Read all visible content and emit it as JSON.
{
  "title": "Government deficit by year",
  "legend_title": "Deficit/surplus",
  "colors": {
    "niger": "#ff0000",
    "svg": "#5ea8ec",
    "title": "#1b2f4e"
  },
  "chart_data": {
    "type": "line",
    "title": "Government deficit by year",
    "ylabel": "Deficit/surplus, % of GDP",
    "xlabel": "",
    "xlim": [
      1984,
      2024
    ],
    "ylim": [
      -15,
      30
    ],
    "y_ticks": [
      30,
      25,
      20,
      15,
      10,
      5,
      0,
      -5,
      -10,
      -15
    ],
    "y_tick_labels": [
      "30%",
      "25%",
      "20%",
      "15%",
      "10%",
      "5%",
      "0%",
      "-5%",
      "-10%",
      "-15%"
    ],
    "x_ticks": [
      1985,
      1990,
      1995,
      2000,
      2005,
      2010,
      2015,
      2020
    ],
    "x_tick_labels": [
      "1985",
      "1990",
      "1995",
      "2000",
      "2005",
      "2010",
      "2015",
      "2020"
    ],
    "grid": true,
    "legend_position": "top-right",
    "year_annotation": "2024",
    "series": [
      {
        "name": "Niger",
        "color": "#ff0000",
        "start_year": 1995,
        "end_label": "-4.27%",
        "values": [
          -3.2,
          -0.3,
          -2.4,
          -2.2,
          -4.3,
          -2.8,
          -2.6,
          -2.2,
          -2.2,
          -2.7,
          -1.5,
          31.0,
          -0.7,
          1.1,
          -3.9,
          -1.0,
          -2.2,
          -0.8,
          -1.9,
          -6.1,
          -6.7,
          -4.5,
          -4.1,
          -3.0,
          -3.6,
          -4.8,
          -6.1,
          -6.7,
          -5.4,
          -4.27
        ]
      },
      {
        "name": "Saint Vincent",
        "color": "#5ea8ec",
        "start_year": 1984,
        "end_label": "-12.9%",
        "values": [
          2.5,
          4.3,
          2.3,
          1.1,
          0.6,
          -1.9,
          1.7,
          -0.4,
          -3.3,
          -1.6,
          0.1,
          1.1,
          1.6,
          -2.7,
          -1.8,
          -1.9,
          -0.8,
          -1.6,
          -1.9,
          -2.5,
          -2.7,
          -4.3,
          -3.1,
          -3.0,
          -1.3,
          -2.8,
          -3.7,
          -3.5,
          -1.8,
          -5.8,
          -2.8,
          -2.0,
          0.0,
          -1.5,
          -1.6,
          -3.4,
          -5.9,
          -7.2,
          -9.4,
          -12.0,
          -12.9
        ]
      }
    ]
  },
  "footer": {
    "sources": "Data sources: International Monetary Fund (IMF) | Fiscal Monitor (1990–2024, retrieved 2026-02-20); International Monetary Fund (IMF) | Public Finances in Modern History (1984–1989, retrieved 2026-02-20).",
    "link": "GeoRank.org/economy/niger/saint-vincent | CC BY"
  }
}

**********

Looking at the listing above, count the lines that contain "Government" and give nothing but the number.

2